Set problem » Only a number is expected: how many lines in the data below contain the word "type".

-- Input records start --

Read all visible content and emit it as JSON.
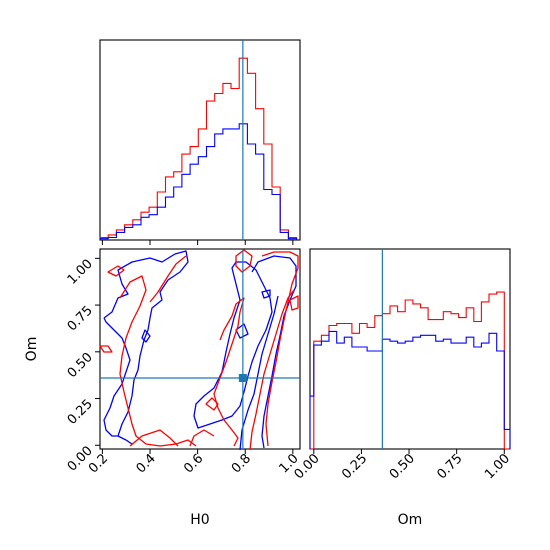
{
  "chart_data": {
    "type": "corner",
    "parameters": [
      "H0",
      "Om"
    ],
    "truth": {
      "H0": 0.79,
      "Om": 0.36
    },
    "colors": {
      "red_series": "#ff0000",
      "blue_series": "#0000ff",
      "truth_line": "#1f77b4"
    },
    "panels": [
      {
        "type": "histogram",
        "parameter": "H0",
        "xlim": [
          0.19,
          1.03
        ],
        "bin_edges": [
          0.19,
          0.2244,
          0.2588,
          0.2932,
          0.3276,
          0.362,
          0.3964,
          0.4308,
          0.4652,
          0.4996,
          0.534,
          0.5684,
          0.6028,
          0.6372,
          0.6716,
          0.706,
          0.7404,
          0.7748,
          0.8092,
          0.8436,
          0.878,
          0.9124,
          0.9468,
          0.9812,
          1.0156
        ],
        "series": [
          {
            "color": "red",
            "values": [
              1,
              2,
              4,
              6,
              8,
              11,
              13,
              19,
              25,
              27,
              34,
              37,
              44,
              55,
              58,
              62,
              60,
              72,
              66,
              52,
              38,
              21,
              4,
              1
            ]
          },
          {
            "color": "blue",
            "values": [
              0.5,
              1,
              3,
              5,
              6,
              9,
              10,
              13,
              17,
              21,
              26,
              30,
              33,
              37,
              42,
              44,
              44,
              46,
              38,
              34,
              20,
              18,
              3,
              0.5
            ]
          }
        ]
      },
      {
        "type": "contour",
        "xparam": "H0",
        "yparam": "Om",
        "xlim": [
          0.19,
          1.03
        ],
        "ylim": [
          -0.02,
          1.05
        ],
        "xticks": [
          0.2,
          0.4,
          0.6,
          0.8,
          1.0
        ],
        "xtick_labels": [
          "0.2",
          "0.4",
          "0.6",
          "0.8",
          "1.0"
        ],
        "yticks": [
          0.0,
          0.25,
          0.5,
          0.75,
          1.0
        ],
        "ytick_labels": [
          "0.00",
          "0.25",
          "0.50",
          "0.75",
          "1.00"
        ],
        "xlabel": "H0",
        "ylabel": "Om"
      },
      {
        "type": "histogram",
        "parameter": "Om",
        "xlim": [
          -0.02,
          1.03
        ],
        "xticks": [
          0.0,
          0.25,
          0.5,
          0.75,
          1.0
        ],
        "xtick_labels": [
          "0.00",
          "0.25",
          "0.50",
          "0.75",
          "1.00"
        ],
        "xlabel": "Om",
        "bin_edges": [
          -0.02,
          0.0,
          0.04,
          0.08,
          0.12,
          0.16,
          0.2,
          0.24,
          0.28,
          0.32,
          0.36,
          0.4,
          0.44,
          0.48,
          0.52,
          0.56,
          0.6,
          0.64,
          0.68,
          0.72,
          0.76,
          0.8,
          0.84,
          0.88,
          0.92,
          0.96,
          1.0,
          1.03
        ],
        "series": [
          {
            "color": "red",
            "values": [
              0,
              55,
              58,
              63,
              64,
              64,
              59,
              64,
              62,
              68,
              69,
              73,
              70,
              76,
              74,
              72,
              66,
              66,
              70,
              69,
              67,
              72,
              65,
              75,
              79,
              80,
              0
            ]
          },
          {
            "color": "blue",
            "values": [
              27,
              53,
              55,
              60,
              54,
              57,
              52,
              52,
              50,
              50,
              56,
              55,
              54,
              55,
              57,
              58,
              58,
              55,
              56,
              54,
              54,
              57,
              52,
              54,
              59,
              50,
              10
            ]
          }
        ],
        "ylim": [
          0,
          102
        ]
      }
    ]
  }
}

-- Input records end --
-- Input records start --

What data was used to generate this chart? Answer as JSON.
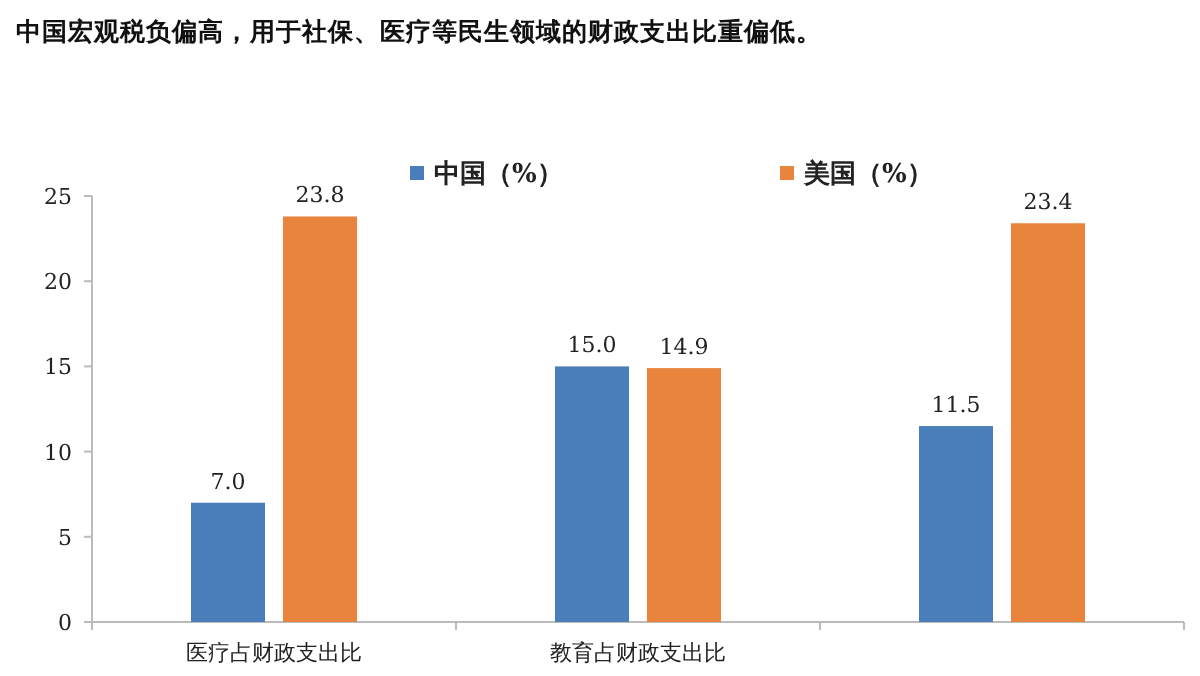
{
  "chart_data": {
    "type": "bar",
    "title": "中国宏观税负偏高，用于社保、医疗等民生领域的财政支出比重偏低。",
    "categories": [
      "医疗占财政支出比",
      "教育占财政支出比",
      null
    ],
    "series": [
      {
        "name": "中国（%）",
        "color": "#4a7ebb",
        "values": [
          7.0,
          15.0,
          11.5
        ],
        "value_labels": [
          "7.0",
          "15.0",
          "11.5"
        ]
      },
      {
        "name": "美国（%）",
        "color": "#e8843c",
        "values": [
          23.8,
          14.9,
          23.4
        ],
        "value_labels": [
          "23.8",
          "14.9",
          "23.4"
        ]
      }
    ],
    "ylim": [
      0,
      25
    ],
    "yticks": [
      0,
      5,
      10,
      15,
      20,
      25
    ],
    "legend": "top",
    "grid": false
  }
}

-- Input records end --
-- Input records start --

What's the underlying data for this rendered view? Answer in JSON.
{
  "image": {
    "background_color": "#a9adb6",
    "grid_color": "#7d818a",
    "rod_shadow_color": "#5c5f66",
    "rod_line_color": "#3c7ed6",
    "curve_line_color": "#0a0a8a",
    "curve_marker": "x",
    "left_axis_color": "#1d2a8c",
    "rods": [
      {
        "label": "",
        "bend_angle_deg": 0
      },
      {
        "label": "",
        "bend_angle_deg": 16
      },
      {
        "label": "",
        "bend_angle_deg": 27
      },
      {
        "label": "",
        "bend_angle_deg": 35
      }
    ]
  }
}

-- Input records end --

Exercise output » 5